# EXTRACTED ENTRIES start

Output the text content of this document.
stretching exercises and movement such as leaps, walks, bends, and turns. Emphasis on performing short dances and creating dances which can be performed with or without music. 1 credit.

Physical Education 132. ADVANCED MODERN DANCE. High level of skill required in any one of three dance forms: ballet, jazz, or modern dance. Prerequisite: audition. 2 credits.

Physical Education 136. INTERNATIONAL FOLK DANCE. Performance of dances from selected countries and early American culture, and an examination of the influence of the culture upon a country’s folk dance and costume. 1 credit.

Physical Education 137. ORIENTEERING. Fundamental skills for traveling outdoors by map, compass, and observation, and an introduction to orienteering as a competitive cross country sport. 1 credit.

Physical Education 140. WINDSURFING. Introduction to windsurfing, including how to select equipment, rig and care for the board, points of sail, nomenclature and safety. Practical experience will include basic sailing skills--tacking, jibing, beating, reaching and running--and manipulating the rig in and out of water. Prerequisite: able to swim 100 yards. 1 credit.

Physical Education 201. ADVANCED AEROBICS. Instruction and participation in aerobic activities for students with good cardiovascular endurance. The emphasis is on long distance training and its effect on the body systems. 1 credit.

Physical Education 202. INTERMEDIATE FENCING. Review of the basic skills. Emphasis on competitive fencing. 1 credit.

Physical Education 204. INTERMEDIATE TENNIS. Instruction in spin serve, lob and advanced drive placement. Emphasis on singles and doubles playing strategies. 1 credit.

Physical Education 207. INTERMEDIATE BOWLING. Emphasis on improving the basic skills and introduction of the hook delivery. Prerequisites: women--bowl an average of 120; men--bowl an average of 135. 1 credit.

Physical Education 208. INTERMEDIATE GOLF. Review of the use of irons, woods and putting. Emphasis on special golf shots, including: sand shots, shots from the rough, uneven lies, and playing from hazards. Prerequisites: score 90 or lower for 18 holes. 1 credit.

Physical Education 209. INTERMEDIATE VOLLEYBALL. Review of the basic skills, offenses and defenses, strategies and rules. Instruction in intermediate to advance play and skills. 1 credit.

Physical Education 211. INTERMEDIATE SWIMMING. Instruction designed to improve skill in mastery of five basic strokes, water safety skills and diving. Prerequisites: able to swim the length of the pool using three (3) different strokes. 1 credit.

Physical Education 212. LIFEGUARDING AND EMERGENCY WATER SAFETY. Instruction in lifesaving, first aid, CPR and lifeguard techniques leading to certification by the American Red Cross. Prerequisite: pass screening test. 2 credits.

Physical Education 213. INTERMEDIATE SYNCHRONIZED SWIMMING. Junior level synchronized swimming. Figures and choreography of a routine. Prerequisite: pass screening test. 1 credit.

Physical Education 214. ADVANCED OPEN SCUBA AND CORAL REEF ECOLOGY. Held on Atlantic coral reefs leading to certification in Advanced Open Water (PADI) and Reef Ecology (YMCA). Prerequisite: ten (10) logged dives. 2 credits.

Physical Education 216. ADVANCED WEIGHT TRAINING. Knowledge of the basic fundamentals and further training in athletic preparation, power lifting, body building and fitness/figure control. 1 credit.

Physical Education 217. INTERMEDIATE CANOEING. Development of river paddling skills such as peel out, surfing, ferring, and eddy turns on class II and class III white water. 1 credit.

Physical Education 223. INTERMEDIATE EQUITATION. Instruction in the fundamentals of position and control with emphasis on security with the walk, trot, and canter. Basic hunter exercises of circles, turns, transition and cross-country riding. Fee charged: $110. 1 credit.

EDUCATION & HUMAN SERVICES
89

# EXTRACTED ENTRIES end

STATED TASK => Locate the word "American" in the data above. Copy every line carrying it.

PROBLEM SOLUTION =>
Physical Education 136. INTERNATIONAL FOLK DANCE. Performance of dances from selected countries and early American culture, and an examination of the influence of the culture upon a country’s folk dance and costume. 1 credit.
Physical Education 212. LIFEGUARDING AND EMERGENCY WATER SAFETY. Instruction in lifesaving, first aid, CPR and lifeguard techniques leading to certification by the American Red Cross. Prerequisite: pass screening test. 2 credits.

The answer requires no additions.